┌─ Data provided
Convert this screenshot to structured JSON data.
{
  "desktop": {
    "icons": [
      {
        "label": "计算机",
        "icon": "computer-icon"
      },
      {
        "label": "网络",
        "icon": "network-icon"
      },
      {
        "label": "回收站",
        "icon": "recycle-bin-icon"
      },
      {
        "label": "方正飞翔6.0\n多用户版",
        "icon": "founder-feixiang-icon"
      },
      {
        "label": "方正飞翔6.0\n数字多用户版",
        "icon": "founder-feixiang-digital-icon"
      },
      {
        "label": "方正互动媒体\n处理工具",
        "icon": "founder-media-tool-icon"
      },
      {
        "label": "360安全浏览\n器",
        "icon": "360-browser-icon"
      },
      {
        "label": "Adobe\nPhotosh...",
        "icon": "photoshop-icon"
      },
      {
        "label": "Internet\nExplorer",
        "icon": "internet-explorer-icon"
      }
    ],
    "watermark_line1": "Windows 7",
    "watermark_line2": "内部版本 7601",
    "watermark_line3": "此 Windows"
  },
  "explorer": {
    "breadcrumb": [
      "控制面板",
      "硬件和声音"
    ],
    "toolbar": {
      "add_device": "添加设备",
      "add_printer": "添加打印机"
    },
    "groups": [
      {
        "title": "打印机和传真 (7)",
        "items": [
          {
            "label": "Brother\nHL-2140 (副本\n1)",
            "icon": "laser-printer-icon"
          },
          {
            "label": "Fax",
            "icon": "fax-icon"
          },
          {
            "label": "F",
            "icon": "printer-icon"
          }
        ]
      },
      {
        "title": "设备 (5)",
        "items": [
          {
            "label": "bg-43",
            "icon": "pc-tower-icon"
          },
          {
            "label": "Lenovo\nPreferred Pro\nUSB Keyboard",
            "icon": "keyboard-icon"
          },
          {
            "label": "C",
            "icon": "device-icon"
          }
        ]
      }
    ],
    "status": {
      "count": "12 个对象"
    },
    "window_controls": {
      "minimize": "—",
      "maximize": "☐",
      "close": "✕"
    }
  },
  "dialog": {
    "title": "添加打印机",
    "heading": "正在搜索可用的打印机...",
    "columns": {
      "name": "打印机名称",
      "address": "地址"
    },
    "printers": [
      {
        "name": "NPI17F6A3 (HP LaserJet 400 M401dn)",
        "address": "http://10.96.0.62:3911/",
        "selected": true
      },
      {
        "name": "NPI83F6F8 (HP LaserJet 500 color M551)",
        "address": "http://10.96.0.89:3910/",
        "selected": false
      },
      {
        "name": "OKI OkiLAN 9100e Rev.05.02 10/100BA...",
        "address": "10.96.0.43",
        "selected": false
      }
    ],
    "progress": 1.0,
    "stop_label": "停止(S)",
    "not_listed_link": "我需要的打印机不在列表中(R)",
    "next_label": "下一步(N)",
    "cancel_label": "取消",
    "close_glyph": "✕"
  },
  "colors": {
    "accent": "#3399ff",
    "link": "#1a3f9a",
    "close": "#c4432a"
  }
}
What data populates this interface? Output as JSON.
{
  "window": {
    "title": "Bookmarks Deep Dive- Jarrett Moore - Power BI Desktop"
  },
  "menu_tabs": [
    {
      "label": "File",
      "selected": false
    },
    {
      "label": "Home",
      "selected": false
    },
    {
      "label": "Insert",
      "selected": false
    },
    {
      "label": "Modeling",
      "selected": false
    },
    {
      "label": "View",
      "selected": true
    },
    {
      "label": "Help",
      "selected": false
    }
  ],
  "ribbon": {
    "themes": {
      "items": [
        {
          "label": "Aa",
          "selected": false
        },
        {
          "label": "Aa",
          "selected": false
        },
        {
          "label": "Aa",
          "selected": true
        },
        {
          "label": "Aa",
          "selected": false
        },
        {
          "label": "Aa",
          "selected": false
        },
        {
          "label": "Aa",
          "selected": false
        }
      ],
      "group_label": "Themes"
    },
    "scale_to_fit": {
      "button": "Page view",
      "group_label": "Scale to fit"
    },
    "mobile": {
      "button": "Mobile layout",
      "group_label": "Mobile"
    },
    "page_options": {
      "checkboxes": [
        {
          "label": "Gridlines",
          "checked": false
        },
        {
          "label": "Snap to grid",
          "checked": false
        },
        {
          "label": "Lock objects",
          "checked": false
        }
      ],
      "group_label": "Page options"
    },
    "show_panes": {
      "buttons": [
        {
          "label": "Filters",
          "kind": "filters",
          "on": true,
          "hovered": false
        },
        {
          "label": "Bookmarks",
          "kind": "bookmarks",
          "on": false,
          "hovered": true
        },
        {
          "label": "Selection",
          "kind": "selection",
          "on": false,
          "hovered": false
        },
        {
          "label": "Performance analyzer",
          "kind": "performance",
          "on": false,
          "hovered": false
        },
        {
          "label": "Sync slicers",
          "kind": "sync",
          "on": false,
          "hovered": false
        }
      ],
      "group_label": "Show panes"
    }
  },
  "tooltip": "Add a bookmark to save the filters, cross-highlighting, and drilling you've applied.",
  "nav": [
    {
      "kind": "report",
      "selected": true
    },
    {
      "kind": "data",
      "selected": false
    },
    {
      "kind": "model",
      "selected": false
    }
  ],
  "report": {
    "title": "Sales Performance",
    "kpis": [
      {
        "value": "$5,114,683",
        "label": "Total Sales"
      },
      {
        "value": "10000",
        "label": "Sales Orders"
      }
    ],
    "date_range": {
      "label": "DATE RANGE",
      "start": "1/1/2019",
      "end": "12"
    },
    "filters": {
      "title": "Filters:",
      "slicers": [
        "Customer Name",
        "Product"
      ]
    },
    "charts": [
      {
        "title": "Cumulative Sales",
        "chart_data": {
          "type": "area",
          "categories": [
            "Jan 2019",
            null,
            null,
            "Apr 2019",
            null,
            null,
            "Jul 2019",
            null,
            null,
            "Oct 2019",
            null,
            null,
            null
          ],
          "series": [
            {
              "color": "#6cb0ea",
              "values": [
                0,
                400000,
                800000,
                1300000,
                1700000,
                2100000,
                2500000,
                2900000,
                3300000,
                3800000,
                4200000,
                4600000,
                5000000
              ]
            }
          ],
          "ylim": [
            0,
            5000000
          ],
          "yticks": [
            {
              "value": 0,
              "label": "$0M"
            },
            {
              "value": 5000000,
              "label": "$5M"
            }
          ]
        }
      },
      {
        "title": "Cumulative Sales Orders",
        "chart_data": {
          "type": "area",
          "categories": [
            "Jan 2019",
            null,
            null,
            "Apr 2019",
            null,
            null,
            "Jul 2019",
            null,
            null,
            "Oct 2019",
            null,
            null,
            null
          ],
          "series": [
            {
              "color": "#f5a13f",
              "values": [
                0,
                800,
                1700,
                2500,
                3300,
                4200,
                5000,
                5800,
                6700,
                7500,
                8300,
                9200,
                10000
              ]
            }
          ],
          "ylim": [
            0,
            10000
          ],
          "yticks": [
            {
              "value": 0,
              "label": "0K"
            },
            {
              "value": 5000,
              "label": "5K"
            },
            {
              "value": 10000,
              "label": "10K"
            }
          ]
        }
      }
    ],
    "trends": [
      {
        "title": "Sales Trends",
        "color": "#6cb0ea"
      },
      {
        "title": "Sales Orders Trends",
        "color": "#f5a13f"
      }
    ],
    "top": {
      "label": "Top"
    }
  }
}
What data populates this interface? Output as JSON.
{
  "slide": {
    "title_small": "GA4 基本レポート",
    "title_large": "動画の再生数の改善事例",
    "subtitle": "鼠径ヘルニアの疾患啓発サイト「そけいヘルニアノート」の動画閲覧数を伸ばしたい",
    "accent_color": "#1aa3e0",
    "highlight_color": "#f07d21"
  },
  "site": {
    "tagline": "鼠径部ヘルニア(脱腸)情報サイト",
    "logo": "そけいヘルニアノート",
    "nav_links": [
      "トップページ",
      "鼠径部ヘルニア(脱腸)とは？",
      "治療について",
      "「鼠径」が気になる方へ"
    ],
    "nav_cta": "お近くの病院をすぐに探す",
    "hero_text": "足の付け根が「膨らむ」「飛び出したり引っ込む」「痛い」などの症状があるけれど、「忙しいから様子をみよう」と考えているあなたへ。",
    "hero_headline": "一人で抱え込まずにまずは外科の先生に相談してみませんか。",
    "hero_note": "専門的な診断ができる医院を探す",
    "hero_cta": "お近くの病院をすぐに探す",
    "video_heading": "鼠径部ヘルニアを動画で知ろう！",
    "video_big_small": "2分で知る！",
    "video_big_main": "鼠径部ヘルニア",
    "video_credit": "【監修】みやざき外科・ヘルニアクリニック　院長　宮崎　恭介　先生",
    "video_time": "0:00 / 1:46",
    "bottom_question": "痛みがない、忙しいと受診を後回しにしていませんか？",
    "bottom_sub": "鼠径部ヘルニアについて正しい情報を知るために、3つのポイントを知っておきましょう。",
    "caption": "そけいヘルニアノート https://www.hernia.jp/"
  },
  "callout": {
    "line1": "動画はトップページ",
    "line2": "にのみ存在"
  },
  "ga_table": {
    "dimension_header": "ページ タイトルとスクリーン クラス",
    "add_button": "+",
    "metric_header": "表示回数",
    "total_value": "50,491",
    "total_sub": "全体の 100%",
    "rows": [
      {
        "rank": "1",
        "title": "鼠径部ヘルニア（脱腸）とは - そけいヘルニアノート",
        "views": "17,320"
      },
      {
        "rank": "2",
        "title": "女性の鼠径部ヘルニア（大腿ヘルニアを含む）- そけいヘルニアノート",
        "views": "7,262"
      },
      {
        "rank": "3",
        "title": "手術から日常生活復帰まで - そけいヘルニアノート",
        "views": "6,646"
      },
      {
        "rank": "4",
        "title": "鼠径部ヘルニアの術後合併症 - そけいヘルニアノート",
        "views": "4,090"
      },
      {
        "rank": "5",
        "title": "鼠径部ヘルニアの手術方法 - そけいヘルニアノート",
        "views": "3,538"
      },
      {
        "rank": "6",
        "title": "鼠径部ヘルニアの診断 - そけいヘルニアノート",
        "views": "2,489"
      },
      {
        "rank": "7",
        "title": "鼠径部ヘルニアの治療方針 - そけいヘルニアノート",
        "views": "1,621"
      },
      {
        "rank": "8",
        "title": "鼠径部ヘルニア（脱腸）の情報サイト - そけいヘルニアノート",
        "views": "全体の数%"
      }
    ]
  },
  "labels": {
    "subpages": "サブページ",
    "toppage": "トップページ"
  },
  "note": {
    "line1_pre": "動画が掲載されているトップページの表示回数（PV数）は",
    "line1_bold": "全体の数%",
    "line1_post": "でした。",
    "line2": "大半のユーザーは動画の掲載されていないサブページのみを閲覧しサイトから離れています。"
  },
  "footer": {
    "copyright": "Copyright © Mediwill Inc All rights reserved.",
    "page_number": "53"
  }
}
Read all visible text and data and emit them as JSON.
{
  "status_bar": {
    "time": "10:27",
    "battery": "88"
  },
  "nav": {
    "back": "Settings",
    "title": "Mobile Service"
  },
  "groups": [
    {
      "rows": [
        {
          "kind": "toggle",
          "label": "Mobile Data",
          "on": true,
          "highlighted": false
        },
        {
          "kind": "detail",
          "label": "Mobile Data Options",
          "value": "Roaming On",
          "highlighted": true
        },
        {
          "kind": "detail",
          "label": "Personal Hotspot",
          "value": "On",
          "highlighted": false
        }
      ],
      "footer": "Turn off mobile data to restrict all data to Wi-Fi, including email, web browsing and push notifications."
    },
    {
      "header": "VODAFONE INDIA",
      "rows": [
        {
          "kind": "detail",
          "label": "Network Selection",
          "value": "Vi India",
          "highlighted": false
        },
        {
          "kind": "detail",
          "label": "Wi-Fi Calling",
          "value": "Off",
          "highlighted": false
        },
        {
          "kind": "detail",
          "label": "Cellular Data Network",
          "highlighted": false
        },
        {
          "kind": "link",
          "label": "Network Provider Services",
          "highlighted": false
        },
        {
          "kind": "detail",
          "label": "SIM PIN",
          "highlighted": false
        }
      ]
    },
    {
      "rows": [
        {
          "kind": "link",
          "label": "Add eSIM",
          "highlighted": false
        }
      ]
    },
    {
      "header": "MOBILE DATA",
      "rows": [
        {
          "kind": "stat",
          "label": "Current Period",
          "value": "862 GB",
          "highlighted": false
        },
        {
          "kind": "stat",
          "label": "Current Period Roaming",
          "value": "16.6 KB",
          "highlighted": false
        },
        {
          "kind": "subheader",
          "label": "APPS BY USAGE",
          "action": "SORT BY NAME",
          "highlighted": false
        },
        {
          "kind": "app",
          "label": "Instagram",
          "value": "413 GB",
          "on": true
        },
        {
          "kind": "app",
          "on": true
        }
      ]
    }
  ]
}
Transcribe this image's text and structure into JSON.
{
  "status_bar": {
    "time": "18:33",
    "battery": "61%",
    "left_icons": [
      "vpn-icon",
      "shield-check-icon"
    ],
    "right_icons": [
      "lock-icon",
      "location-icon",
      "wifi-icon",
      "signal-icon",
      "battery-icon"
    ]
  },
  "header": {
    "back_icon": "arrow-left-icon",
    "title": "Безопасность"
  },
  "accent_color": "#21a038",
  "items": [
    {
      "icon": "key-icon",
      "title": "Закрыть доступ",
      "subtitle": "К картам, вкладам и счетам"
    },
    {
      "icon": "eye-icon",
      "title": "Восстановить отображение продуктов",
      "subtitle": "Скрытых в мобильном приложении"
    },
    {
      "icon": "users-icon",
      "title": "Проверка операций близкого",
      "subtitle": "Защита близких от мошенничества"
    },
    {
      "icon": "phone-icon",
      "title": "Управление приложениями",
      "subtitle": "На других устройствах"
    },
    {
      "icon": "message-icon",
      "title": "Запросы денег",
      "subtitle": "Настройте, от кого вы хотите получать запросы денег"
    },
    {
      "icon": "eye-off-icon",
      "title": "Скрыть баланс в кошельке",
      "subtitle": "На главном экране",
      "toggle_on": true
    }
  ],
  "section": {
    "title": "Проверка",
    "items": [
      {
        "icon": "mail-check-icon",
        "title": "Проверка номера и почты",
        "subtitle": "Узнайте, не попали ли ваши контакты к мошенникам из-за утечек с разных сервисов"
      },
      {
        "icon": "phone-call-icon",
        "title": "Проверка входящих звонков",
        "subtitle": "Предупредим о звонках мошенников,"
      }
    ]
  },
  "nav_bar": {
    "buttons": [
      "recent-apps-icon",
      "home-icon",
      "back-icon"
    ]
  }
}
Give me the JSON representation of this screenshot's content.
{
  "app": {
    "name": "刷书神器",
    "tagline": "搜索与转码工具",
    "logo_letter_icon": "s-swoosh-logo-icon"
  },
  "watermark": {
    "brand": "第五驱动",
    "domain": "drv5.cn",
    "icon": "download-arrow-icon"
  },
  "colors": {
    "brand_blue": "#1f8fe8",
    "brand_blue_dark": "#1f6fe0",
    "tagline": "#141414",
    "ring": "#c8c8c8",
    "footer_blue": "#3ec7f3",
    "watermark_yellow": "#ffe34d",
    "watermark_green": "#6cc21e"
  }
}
└─
■ Set exercise
Gather each line holding the string "true".

■ Final answer
        "selected": true
      "selected": true
          "selected": true
          "on": true,
          "hovered": true
      "selected": true
          "on": true,
          "highlighted": true
          "on": true
          "on": true
      "toggle_on": true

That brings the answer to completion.